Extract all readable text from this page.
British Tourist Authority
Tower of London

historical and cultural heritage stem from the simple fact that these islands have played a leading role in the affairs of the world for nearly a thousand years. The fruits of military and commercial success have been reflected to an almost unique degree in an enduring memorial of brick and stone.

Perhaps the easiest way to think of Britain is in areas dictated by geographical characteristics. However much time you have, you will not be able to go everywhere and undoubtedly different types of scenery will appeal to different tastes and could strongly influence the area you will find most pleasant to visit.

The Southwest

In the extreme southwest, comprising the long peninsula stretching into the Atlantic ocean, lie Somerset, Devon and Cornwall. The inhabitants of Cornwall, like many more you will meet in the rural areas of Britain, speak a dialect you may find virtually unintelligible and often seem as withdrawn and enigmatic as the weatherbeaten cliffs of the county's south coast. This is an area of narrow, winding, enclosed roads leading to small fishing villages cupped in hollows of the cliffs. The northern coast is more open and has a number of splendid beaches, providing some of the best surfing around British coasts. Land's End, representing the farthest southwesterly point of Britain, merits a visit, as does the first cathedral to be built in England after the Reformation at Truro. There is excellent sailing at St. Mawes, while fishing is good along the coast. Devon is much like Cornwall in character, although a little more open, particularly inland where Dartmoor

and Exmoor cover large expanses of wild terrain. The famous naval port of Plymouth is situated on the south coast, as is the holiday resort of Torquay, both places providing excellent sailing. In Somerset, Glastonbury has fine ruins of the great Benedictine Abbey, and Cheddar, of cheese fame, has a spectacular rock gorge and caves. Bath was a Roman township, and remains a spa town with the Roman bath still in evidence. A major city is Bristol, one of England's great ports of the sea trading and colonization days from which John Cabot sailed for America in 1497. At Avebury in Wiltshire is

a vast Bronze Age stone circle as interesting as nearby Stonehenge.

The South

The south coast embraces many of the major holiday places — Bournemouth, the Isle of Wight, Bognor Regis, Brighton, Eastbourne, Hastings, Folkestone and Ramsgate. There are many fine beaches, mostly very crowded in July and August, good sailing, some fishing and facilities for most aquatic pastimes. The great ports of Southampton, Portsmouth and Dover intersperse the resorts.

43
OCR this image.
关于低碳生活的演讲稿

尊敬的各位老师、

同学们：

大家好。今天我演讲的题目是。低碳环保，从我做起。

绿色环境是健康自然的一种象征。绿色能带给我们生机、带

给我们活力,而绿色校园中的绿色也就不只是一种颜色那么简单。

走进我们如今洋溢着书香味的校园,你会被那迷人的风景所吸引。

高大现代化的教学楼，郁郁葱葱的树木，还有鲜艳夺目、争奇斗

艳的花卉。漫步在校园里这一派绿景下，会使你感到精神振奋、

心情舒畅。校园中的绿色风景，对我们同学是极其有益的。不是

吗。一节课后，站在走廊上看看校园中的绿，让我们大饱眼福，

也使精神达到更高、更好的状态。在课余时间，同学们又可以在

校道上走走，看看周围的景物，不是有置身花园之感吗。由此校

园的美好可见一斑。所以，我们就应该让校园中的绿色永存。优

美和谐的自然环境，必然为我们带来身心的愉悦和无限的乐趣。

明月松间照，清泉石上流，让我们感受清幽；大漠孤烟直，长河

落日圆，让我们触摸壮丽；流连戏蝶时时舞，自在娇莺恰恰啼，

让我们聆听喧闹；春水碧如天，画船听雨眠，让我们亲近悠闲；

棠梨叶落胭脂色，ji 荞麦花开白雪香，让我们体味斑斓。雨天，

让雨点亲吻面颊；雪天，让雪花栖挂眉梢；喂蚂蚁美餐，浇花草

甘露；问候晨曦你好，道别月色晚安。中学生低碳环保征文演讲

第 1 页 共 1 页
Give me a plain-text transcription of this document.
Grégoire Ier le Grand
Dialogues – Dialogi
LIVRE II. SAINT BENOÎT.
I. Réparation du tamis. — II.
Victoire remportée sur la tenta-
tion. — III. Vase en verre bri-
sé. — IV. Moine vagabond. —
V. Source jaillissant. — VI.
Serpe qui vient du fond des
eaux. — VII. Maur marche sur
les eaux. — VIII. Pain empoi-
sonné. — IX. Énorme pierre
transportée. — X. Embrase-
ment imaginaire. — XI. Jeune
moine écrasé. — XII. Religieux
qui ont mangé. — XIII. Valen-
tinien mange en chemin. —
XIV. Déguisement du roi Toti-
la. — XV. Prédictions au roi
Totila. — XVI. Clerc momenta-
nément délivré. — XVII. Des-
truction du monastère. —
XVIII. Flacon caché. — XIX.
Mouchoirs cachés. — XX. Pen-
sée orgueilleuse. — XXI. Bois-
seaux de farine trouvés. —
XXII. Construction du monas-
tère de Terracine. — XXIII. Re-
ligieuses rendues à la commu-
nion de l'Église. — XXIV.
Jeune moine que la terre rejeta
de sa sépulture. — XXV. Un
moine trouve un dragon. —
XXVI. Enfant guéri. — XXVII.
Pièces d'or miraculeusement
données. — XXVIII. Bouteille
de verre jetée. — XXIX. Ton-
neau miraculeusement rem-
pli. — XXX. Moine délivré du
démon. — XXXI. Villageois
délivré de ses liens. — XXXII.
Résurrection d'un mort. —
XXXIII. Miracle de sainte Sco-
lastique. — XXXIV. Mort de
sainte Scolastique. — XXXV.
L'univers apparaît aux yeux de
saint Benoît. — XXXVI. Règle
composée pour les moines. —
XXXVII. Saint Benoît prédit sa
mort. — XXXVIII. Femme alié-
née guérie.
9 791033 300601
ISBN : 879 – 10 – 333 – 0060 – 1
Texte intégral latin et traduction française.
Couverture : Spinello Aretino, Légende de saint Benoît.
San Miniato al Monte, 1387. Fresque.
★ ★ ★ ★ ★ ★ ★
Search the listing for the word "have". Copy every line in which it occurs.

historical and cultural heritage stem from the simple fact that these islands have played a leading role in the affairs of the world for nearly a thousand years. The fruits of military and commercial success have been reflected to an almost unique degree in an enduring memorial of brick and stone.
Perhaps the easiest way to think of Britain is in areas dictated by geographical characteristics. However much time you have, you will not be able to go everywhere and undoubtedly different types of scenery will appeal to different tastes and could strongly influence the area you will find most pleasant to visit.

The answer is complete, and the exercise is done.